Record excerpts —
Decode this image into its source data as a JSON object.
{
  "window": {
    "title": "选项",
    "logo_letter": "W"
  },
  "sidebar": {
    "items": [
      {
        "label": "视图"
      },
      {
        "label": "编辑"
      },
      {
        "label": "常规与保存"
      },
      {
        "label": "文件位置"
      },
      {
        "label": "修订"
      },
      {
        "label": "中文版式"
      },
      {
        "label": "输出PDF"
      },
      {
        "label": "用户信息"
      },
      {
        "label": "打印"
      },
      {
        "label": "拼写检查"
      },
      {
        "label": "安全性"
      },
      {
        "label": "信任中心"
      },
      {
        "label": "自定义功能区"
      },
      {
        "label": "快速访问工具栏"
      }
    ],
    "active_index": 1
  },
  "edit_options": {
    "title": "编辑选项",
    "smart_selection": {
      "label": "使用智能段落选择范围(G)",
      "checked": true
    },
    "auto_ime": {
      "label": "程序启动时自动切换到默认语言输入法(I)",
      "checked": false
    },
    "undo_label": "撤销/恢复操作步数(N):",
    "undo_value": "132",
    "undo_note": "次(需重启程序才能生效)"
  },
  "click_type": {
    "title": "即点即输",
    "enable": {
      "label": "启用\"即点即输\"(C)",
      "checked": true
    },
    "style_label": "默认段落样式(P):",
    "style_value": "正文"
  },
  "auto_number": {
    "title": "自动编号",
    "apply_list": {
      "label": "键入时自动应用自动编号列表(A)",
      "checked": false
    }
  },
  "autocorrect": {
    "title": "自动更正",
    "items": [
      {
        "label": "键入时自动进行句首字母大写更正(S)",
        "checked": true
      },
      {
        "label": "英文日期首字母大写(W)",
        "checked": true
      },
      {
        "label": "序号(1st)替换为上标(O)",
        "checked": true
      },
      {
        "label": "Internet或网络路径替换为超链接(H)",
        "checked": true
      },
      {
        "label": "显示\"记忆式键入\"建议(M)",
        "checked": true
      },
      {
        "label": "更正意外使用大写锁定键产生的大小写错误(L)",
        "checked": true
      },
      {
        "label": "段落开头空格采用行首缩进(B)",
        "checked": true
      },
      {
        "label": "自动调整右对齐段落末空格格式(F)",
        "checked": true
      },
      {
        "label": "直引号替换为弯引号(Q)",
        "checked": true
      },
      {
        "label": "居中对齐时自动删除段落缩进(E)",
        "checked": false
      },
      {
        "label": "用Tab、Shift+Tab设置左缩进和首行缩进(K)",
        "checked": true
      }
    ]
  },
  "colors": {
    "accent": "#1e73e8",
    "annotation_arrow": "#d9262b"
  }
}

Instruction — Extract each line from the listing above, please, and repeat it exactly.

Answer to the exercise —
Decode this image into its source data as a JSON object.
{
  "window": {
    "title": "选项",
    "logo_letter": "W"
  },
  "sidebar": {
    "items": [
      {
        "label": "视图"
      },
      {
        "label": "编辑"
      },
      {
        "label": "常规与保存"
      },
      {
        "label": "文件位置"
      },
      {
        "label": "修订"
      },
      {
        "label": "中文版式"
      },
      {
        "label": "输出PDF"
      },
      {
        "label": "用户信息"
      },
      {
        "label": "打印"
      },
      {
        "label": "拼写检查"
      },
      {
        "label": "安全性"
      },
      {
        "label": "信任中心"
      },
      {
        "label": "自定义功能区"
      },
      {
        "label": "快速访问工具栏"
      }
    ],
    "active_index": 1
  },
  "edit_options": {
    "title": "编辑选项",
    "smart_selection": {
      "label": "使用智能段落选择范围(G)",
      "checked": true
    },
    "auto_ime": {
      "label": "程序启动时自动切换到默认语言输入法(I)",
      "checked": false
    },
    "undo_label": "撤销/恢复操作步数(N):",
    "undo_value": "132",
    "undo_note": "次(需重启程序才能生效)"
  },
  "click_type": {
    "title": "即点即输",
    "enable": {
      "label": "启用\"即点即输\"(C)",
      "checked": true
    },
    "style_label": "默认段落样式(P):",
    "style_value": "正文"
  },
  "auto_number": {
    "title": "自动编号",
    "apply_list": {
      "label": "键入时自动应用自动编号列表(A)",
      "checked": false
    }
  },
  "autocorrect": {
    "title": "自动更正",
    "items": [
      {
        "label": "键入时自动进行句首字母大写更正(S)",
        "checked": true
      },
      {
        "label": "英文日期首字母大写(W)",
        "checked": true
      },
      {
        "label": "序号(1st)替换为上标(O)",
        "checked": true
      },
      {
        "label": "Internet或网络路径替换为超链接(H)",
        "checked": true
      },
      {
        "label": "显示\"记忆式键入\"建议(M)",
        "checked": true
      },
      {
        "label": "更正意外使用大写锁定键产生的大小写错误(L)",
        "checked": true
      },
      {
        "label": "段落开头空格采用行首缩进(B)",
        "checked": true
      },
      {
        "label": "自动调整右对齐段落末空格格式(F)",
        "checked": true
      },
      {
        "label": "直引号替换为弯引号(Q)",
        "checked": true
      },
      {
        "label": "居中对齐时自动删除段落缩进(E)",
        "checked": false
      },
      {
        "label": "用Tab、Shift+Tab设置左缩进和首行缩进(K)",
        "checked": true
      }
    ]
  },
  "colors": {
    "accent": "#1e73e8",
    "annotation_arrow": "#d9262b"
  }
}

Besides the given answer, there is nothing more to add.